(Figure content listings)
§ §

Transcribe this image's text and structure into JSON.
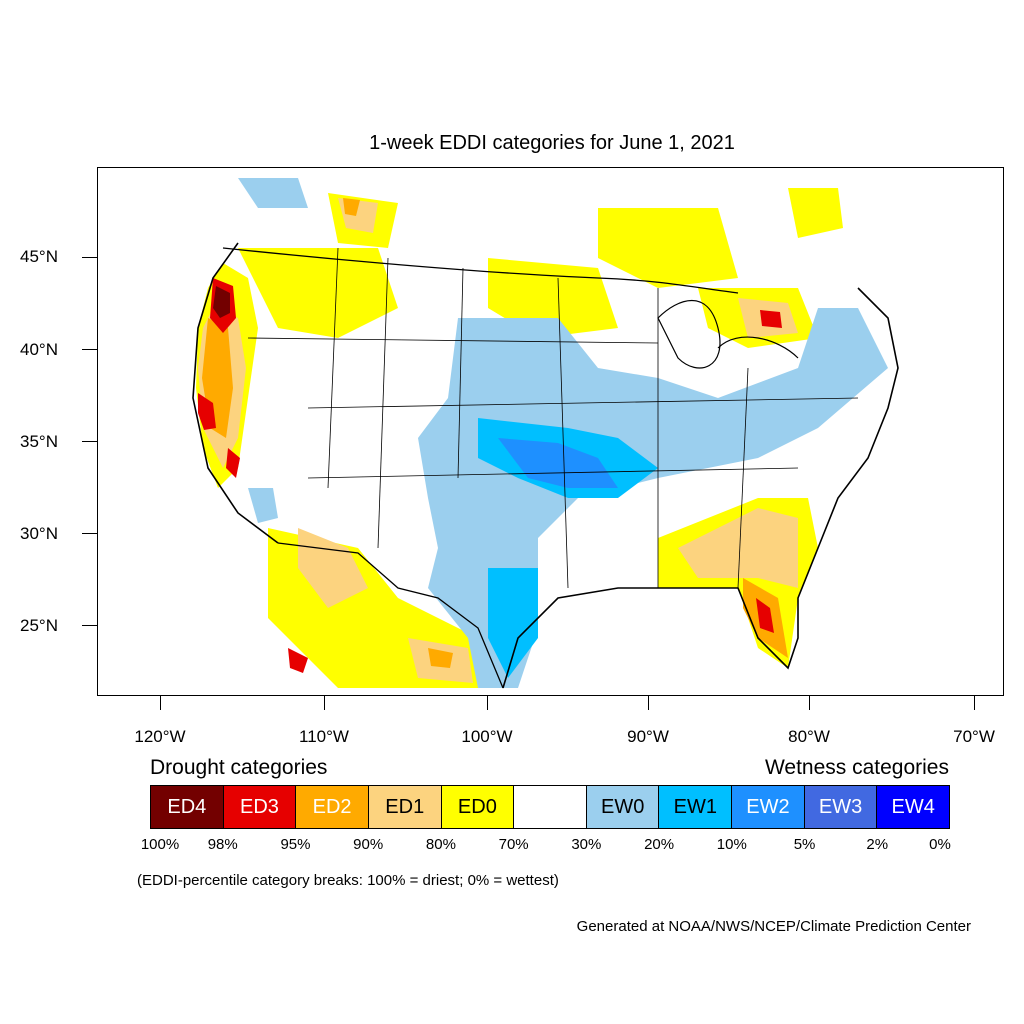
{
  "title": "1-week EDDI categories for June 1, 2021",
  "map": {
    "lat_labels": [
      "45°N",
      "40°N",
      "35°N",
      "30°N",
      "25°N"
    ],
    "lon_labels": [
      "120°W",
      "110°W",
      "100°W",
      "90°W",
      "80°W",
      "70°W"
    ]
  },
  "legend": {
    "drought_heading": "Drought categories",
    "wetness_heading": "Wetness categories",
    "categories": [
      {
        "label": "ED4",
        "color": "#730000",
        "text_color": "#ffffff"
      },
      {
        "label": "ED3",
        "color": "#e60000",
        "text_color": "#ffffff"
      },
      {
        "label": "ED2",
        "color": "#ffaa00",
        "text_color": "#ffffff"
      },
      {
        "label": "ED1",
        "color": "#fcd37f",
        "text_color": "#000000"
      },
      {
        "label": "ED0",
        "color": "#ffff00",
        "text_color": "#000000"
      },
      {
        "label": "",
        "color": "#ffffff",
        "text_color": "#000000"
      },
      {
        "label": "EW0",
        "color": "#9bcfee",
        "text_color": "#000000"
      },
      {
        "label": "EW1",
        "color": "#00bfff",
        "text_color": "#000000"
      },
      {
        "label": "EW2",
        "color": "#1e90ff",
        "text_color": "#ffffff"
      },
      {
        "label": "EW3",
        "color": "#4169e1",
        "text_color": "#ffffff"
      },
      {
        "label": "EW4",
        "color": "#0000ff",
        "text_color": "#ffffff"
      }
    ],
    "breaks": [
      "100%",
      "98%",
      "95%",
      "90%",
      "80%",
      "70%",
      "30%",
      "20%",
      "10%",
      "5%",
      "2%",
      "0%"
    ]
  },
  "note": "(EDDI-percentile category breaks: 100% = driest; 0% = wettest)",
  "credit": "Generated at NOAA/NWS/NCEP/Climate Prediction Center"
}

§ §

### WHAT IS EXPECTED:
Scan the material above for the string "breaks" and report each line where you find it.

### SOLUTION TO THIS TASK:
    "breaks": [
  "note": "(EDDI-percentile category breaks: 100% = driest; 0% = wettest)",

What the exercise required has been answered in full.